• **Aim**: Look through the material below for "Conducting". Copy every line that contains it.

── Information provided

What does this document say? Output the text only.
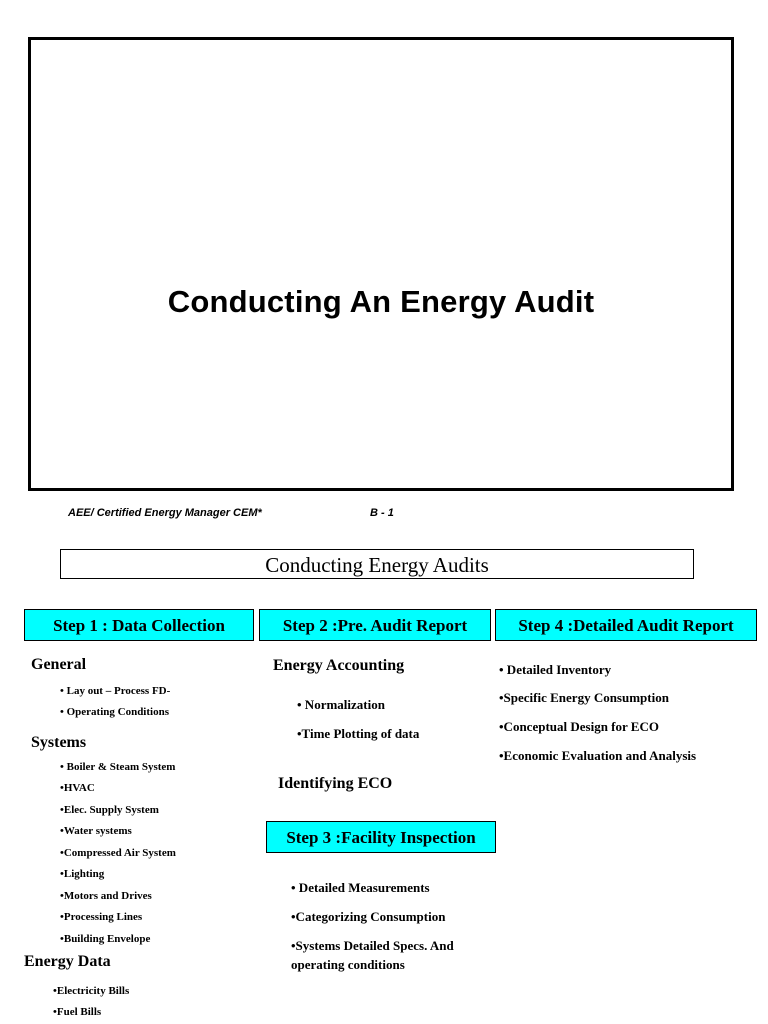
Conducting An Energy Audit
AEE/ Certified Energy Manager CEM*	B - 1
Conducting Energy Audits
Step 1 : Data Collection	Step 2 :Pre. Audit Report	Step 4 :Detailed Audit Report
General
• Lay out – Process FD-
• Operating Conditions
Systems
• Boiler & Steam System
•HVAC
•Elec. Supply System
•Water systems
•Compressed Air System
•Lighting
•Motors and Drives
•Processing Lines
•Building Envelope
Energy Data
•Electricity Bills
•Fuel Bills
Energy Accounting
• Normalization
•Time Plotting of data
Identifying ECO
Step 3 :Facility Inspection
• Detailed Measurements
•Categorizing Consumption
•Systems Detailed Specs. And
operating conditions
• Detailed Inventory
•Specific Energy Consumption
•Conceptual Design for ECO
•Economic Evaluation and Analysis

────

• **Response to the exercise**:
Conducting An Energy Audit
Conducting Energy Audits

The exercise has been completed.